# START OF STORED DATA

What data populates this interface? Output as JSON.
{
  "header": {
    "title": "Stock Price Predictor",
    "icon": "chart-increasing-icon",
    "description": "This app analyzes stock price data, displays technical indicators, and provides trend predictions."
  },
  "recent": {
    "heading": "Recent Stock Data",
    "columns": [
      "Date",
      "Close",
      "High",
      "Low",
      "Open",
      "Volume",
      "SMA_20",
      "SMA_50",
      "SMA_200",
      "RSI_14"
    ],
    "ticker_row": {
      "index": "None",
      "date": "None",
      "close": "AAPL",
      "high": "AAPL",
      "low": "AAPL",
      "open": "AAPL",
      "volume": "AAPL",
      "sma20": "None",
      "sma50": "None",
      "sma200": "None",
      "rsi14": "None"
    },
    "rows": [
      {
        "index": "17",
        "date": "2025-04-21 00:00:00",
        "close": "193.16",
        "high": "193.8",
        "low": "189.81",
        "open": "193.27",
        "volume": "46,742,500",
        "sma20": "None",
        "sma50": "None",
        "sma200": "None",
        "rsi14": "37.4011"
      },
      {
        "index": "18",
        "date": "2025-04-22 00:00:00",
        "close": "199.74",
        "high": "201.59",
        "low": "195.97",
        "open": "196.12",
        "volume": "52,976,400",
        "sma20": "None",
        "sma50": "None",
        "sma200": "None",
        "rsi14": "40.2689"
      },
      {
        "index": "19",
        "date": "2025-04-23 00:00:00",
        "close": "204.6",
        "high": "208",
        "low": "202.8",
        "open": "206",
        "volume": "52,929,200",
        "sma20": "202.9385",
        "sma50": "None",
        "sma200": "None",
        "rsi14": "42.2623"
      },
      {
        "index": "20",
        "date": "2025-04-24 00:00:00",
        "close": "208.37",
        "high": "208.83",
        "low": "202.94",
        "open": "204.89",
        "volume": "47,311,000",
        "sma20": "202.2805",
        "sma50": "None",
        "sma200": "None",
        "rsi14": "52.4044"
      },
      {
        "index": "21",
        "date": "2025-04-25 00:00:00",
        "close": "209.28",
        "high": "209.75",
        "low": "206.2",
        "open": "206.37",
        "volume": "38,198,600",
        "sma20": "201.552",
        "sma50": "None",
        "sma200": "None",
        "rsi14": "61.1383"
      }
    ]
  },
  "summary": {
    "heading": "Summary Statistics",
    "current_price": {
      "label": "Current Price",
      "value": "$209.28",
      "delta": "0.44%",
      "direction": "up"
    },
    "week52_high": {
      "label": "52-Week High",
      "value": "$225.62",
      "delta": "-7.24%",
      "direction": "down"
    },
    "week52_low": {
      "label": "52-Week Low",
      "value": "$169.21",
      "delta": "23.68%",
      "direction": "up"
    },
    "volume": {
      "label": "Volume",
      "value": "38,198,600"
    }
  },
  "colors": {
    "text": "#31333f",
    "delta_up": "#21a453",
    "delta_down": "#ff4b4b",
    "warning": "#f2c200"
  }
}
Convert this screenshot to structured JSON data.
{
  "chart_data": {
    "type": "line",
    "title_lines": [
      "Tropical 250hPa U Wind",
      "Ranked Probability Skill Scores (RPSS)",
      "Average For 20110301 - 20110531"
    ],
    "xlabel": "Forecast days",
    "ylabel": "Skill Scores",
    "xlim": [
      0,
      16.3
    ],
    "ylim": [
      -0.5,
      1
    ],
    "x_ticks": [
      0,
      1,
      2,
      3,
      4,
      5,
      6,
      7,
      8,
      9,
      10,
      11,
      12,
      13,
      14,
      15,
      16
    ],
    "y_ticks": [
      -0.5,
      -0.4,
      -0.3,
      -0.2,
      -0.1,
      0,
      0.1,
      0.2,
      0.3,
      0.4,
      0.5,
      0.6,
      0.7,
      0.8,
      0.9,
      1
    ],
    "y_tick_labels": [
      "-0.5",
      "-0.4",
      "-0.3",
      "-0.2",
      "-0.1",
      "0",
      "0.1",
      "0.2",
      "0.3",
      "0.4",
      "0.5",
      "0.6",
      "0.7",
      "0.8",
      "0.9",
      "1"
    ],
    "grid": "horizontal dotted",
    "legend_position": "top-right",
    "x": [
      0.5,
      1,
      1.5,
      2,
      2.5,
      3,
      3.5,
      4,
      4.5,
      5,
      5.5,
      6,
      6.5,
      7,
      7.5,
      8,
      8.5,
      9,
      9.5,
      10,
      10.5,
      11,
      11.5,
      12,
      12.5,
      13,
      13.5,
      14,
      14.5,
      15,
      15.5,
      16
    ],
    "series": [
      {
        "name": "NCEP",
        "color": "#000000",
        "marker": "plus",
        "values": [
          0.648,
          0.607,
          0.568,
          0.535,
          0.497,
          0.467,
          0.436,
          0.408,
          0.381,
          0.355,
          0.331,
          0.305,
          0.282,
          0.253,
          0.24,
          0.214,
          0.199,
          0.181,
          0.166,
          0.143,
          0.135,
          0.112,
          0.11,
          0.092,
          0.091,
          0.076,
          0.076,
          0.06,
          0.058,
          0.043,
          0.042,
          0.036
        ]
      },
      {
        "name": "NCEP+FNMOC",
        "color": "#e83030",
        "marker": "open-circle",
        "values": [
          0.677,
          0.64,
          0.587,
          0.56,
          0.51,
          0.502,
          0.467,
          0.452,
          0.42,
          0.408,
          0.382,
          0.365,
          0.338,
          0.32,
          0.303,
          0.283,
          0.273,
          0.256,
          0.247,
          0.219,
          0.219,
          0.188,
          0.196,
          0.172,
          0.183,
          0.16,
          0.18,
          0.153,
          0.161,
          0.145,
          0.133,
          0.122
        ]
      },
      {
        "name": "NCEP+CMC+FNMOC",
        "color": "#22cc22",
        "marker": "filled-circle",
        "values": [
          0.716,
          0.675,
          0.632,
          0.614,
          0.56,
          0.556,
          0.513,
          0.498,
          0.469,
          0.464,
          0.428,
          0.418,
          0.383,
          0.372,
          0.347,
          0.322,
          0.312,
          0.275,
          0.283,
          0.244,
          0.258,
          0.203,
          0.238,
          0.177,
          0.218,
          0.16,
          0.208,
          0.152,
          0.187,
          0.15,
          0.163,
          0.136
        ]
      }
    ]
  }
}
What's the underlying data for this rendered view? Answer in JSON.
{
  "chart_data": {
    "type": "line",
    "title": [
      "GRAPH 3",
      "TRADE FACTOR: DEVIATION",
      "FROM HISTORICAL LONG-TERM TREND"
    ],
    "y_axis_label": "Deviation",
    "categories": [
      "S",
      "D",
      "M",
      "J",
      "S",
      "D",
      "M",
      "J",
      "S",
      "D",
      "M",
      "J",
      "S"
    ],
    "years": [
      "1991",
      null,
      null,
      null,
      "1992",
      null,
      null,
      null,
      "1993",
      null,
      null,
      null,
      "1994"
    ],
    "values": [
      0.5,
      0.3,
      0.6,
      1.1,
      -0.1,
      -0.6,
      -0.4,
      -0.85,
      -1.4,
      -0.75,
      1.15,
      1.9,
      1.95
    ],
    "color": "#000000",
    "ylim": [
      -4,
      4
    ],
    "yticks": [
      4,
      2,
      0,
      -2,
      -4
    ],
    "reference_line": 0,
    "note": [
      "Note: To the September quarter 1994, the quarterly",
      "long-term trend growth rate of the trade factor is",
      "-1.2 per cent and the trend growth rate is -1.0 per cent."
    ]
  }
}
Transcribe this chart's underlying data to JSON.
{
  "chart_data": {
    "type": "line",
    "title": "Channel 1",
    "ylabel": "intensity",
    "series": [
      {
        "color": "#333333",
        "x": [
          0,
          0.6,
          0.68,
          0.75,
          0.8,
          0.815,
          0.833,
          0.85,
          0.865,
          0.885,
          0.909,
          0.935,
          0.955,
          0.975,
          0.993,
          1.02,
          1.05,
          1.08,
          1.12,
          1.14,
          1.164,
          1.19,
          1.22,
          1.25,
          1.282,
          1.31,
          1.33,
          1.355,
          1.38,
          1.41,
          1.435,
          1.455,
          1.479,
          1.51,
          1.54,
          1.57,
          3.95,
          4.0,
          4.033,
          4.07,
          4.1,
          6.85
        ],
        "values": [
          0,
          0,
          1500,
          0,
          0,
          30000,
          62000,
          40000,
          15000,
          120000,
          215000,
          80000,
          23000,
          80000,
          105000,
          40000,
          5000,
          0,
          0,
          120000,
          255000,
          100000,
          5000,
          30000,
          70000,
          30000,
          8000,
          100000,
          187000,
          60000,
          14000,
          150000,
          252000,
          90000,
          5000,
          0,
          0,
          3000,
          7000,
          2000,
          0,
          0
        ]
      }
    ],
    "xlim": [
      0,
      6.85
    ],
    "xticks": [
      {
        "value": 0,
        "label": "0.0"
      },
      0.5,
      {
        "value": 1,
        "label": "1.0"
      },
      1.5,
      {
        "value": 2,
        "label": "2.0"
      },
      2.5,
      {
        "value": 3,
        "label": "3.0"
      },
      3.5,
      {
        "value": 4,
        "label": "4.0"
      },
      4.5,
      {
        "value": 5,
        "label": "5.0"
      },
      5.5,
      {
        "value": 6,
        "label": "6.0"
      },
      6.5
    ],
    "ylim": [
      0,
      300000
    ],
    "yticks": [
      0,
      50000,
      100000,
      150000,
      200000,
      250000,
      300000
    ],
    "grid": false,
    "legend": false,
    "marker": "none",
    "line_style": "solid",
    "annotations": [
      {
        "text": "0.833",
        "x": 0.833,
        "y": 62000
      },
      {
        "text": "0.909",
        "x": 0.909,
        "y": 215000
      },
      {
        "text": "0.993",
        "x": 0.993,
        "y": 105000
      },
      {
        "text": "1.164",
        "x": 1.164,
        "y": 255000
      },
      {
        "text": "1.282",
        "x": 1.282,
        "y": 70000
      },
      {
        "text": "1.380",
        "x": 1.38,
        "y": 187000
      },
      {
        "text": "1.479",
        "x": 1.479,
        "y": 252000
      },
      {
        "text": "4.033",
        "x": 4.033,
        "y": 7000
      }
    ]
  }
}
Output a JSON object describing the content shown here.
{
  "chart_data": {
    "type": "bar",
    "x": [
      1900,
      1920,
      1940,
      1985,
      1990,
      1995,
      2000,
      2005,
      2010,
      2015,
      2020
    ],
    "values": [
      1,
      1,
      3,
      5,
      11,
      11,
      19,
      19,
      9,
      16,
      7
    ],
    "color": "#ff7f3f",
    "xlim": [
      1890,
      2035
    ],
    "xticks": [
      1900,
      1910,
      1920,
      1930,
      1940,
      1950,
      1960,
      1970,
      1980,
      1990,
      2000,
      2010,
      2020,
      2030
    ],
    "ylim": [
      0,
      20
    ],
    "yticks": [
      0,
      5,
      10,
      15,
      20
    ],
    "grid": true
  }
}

# END OF STORED DATA

- [WORK TO COMPLETE] Across the records above, count the lines holding "Skill" and reply with that number alone.

- [RESPONSE TO THIS TASK] 2